Element placement data:
----------------------------------------

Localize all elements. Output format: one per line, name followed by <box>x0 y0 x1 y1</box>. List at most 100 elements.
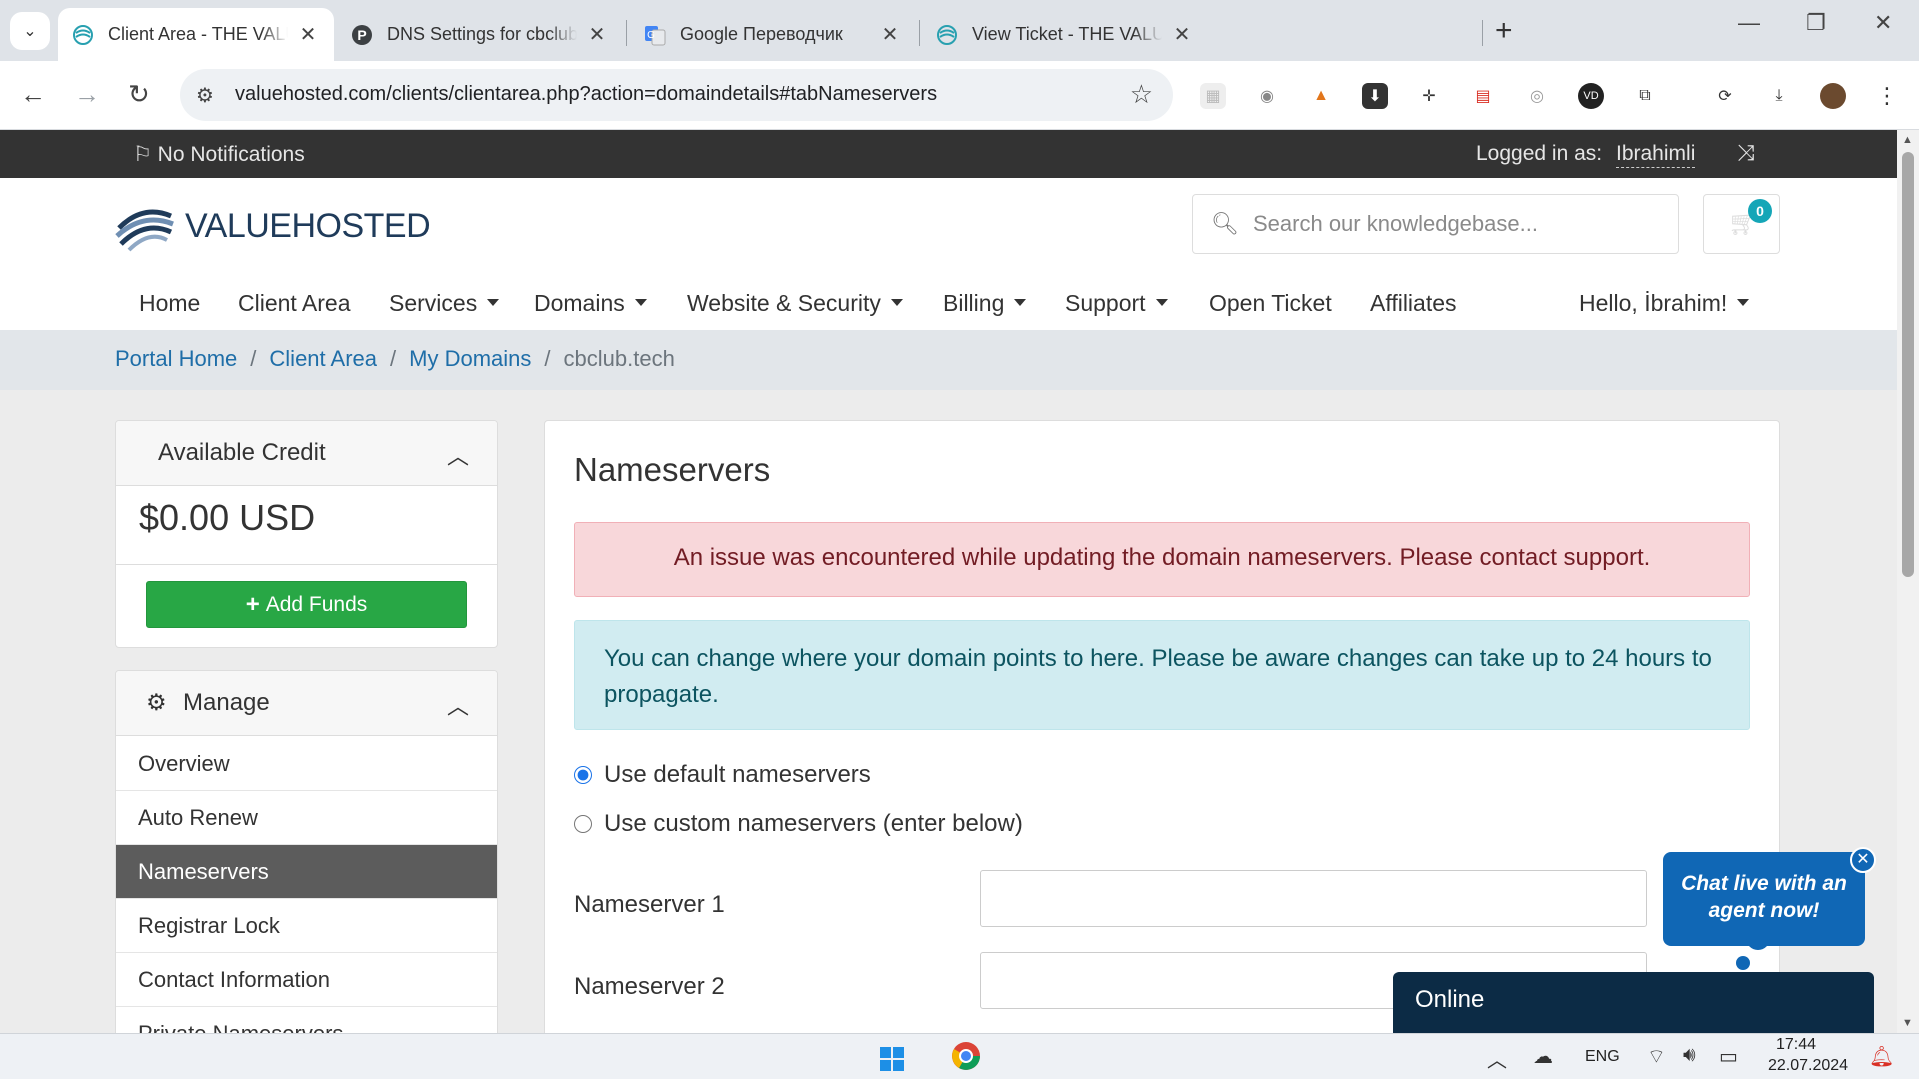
info-alert: You can change where your domain points … <box>574 620 1750 730</box>
nav-domains[interactable]: Domains <box>534 290 647 317</box>
site-header: VALUEHOSTED 🔍︎ 🛒︎ 0 Home Client Area Ser… <box>0 178 1897 330</box>
nav-account-menu[interactable]: Hello, İbrahim! <box>1579 290 1750 317</box>
plus-icon: + <box>245 590 260 618</box>
new-tab-plus-icon[interactable]: + <box>1495 14 1513 48</box>
close-tab-icon[interactable]: ✕ <box>585 22 609 47</box>
scroll-up-icon[interactable]: ▲ <box>1902 134 1913 146</box>
nav-support[interactable]: Support <box>1065 290 1168 317</box>
close-tab-icon[interactable]: ✕ <box>1170 22 1194 47</box>
clock-time[interactable]: 17:44 <box>1776 1036 1816 1054</box>
manage-card: ⚙ Manage ︿ Overview Auto Renew Nameserve… <box>115 670 498 1033</box>
address-bar[interactable]: ⚙ valuehosted.com/clients/clientarea.php… <box>180 69 1173 121</box>
nav-open-ticket[interactable]: Open Ticket <box>1209 290 1332 317</box>
sidebar-item-auto-renew[interactable]: Auto Renew <box>116 791 497 845</box>
nav-label: Open Ticket <box>1209 290 1332 316</box>
clock-date[interactable]: 22.07.2024 <box>1768 1057 1848 1075</box>
chat-invite-bubble[interactable]: Chat live with an agent now! <box>1663 852 1865 946</box>
reload-icon[interactable]: ↻ <box>128 79 150 110</box>
chat-close-icon[interactable]: ✕ <box>1850 847 1876 873</box>
nav-services[interactable]: Services <box>389 290 500 317</box>
scroll-down-icon[interactable]: ▼ <box>1902 1017 1913 1029</box>
download-box-icon[interactable]: ⬇ <box>1362 83 1388 109</box>
browser-tab-client-area[interactable]: Client Area - THE VALUE HOSTED ✕ <box>58 8 334 61</box>
browser-tab-view-ticket[interactable]: View Ticket - THE VALUE HOSTED ✕ <box>922 8 1208 61</box>
windows-start-icon[interactable] <box>880 1047 904 1071</box>
sidebar-item-registrar-lock[interactable]: Registrar Lock <box>116 899 497 953</box>
knowledgebase-search-input[interactable] <box>1253 207 1663 241</box>
available-credit-header[interactable]: Available Credit ︿ <box>116 421 497 486</box>
performance-icon[interactable]: ⟳ <box>1712 83 1738 109</box>
chrome-taskbar-icon[interactable] <box>950 1040 982 1078</box>
page-scrollbar[interactable]: ▲ ▼ <box>1897 130 1919 1033</box>
nav-website-security[interactable]: Website & Security <box>687 290 903 317</box>
sidebar-item-nameservers[interactable]: Nameservers <box>116 845 497 899</box>
nav-label: Client Area <box>238 290 351 316</box>
volume-icon[interactable]: 🔊︎ <box>1683 1044 1696 1067</box>
chevron-up-icon[interactable]: ︿ <box>447 689 469 721</box>
breadcrumb-client-area[interactable]: Client Area <box>269 346 377 371</box>
nav-home[interactable]: Home <box>139 290 200 317</box>
nav-label: Home <box>139 290 201 316</box>
extension-puzzle-gray-icon[interactable]: ▦ <box>1200 83 1226 109</box>
nameserver-1-input[interactable] <box>980 870 1647 927</box>
breadcrumb-portal-home[interactable]: Portal Home <box>115 346 237 371</box>
sidebar-item-private-nameservers[interactable]: Private Nameservers <box>116 1007 497 1033</box>
manage-header[interactable]: ⚙ Manage ︿ <box>116 671 497 736</box>
vpn-extension-icon[interactable]: VD <box>1578 83 1604 109</box>
close-tab-icon[interactable]: ✕ <box>878 22 902 47</box>
chat-status-bar[interactable]: Online <box>1393 972 1874 1033</box>
move-crosshair-icon[interactable]: ✛ <box>1416 83 1442 109</box>
tab-title: Client Area - THE VALUE HOSTED <box>108 24 288 44</box>
default-nameservers-option[interactable]: Use default nameservers <box>574 761 871 789</box>
nameserver-1-label: Nameserver 1 <box>574 891 725 918</box>
notifications-link[interactable]: ⚐ No Notifications <box>133 142 305 167</box>
site-settings-icon[interactable]: ⚙ <box>196 83 214 108</box>
custom-nameservers-radio[interactable] <box>574 815 592 833</box>
caret-down-icon <box>634 299 647 307</box>
battery-icon[interactable]: ▭ <box>1719 1044 1738 1069</box>
minimize-icon[interactable]: — <box>1738 10 1760 36</box>
scrollbar-thumb[interactable] <box>1902 152 1914 577</box>
downloads-icon[interactable]: ⤓ <box>1766 83 1792 109</box>
add-funds-button[interactable]: + Add Funds <box>146 581 467 628</box>
close-window-icon[interactable]: ✕ <box>1874 10 1892 36</box>
close-tab-icon[interactable]: ✕ <box>296 22 320 47</box>
browser-tab-google-translate[interactable]: G Google Переводчик ✕ <box>630 8 916 61</box>
bookmark-star-icon[interactable]: ☆ <box>1130 79 1153 110</box>
sidebar-item-contact-information[interactable]: Contact Information <box>116 953 497 1007</box>
nav-billing[interactable]: Billing <box>943 290 1027 317</box>
notification-bell-icon[interactable]: 🔔︎ <box>1869 1044 1894 1069</box>
shuffle-icon[interactable]: ⤨ <box>1737 140 1755 166</box>
back-arrow-icon[interactable]: ← <box>20 79 46 110</box>
browser-menu-icon[interactable]: ⋮ <box>1874 83 1900 109</box>
caret-down-icon <box>487 299 500 307</box>
chevron-up-icon[interactable]: ︿ <box>447 439 469 471</box>
language-indicator[interactable]: ENG <box>1585 1048 1620 1066</box>
sidebar-item-overview[interactable]: Overview <box>116 737 497 791</box>
google-translate-icon: G <box>644 24 666 46</box>
profile-avatar[interactable] <box>1820 83 1846 109</box>
metamask-fox-icon[interactable]: ▲ <box>1308 83 1334 109</box>
browser-tab-dns-settings[interactable]: P DNS Settings for cbclub.tech - Value H… <box>337 8 623 61</box>
address-url[interactable]: valuehosted.com/clients/clientarea.php?a… <box>235 83 937 106</box>
chevron-up-tray-icon[interactable]: ︿ <box>1487 1044 1507 1073</box>
tab-search-button[interactable]: ⌄ <box>10 12 50 50</box>
extension-eye-icon[interactable]: ◉ <box>1254 83 1280 109</box>
calendar-extension-icon[interactable]: ▤ <box>1470 83 1496 109</box>
restore-icon[interactable]: ❐ <box>1806 10 1826 36</box>
onedrive-cloud-icon[interactable]: ☁ <box>1533 1044 1553 1069</box>
windows-taskbar: ︿ ☁ ENG ⌔ 🔊︎ ▭ 17:44 22.07.2024 🔔︎ <box>0 1033 1919 1079</box>
breadcrumb-my-domains[interactable]: My Domains <box>409 346 531 371</box>
site-logo[interactable]: VALUEHOSTED <box>113 196 431 256</box>
default-nameservers-radio[interactable] <box>574 766 592 784</box>
nav-affiliates[interactable]: Affiliates <box>1370 290 1457 317</box>
compass-icon[interactable]: ◎ <box>1524 83 1550 109</box>
available-credit-title: Available Credit <box>158 439 326 466</box>
wifi-icon[interactable]: ⌔ <box>1647 1044 1666 1069</box>
nav-client-area[interactable]: Client Area <box>238 290 351 317</box>
forward-arrow-icon[interactable]: → <box>74 79 100 110</box>
extensions-puzzle-icon[interactable]: ⧉ <box>1632 83 1658 109</box>
custom-nameservers-option[interactable]: Use custom nameservers (enter below) <box>574 810 1023 838</box>
cart-button[interactable]: 🛒︎ 0 <box>1703 194 1780 254</box>
username-link[interactable]: Ibrahimli <box>1616 142 1696 168</box>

----------------------------------------

Copy out every line of the data above, from the line containing "info-alert: You can" down to the line containing "page-scrollbar[interactable]: ▲ ▼", keeping each one unchanged.

info-alert: You can change where your domain points … <box>574 620 1750 730</box>
nav-domains[interactable]: Domains <box>534 290 647 317</box>
site-header: VALUEHOSTED 🔍︎ 🛒︎ 0 Home Client Area Ser… <box>0 178 1897 330</box>
nav-account-menu[interactable]: Hello, İbrahim! <box>1579 290 1750 317</box>
plus-icon: + <box>245 590 260 618</box>
new-tab-plus-icon[interactable]: + <box>1495 14 1513 48</box>
close-tab-icon[interactable]: ✕ <box>585 22 609 47</box>
scroll-up-icon[interactable]: ▲ <box>1902 134 1913 146</box>
nav-support[interactable]: Support <box>1065 290 1168 317</box>
close-tab-icon[interactable]: ✕ <box>1170 22 1194 47</box>
clock-time[interactable]: 17:44 <box>1776 1036 1816 1054</box>
manage-card: ⚙ Manage ︿ Overview Auto Renew Nameserve… <box>115 670 498 1033</box>
address-bar[interactable]: ⚙ valuehosted.com/clients/clientarea.php… <box>180 69 1173 121</box>
nav-open-ticket[interactable]: Open Ticket <box>1209 290 1332 317</box>
sidebar-item-auto-renew[interactable]: Auto Renew <box>116 791 497 845</box>
nav-label: Open Ticket <box>1209 290 1332 316</box>
clock-date[interactable]: 22.07.2024 <box>1768 1057 1848 1075</box>
chat-invite-bubble[interactable]: Chat live with an agent now! <box>1663 852 1865 946</box>
reload-icon[interactable]: ↻ <box>128 79 150 110</box>
chat-close-icon[interactable]: ✕ <box>1850 847 1876 873</box>
nav-services[interactable]: Services <box>389 290 500 317</box>
scroll-down-icon[interactable]: ▼ <box>1902 1017 1913 1029</box>
download-box-icon[interactable]: ⬇ <box>1362 83 1388 109</box>
browser-tab-client-area[interactable]: Client Area - THE VALUE HOSTED ✕ <box>58 8 334 61</box>
browser-tab-view-ticket[interactable]: View Ticket - THE VALUE HOSTED ✕ <box>922 8 1208 61</box>
windows-start-icon[interactable] <box>880 1047 904 1071</box>
sidebar-item-registrar-lock[interactable]: Registrar Lock <box>116 899 497 953</box>
knowledgebase-search-input[interactable] <box>1253 207 1663 241</box>
available-credit-header[interactable]: Available Credit ︿ <box>116 421 497 486</box>
performance-icon[interactable]: ⟳ <box>1712 83 1738 109</box>
chrome-taskbar-icon[interactable] <box>950 1040 982 1078</box>
page-scrollbar[interactable]: ▲ ▼ <box>1897 130 1919 1033</box>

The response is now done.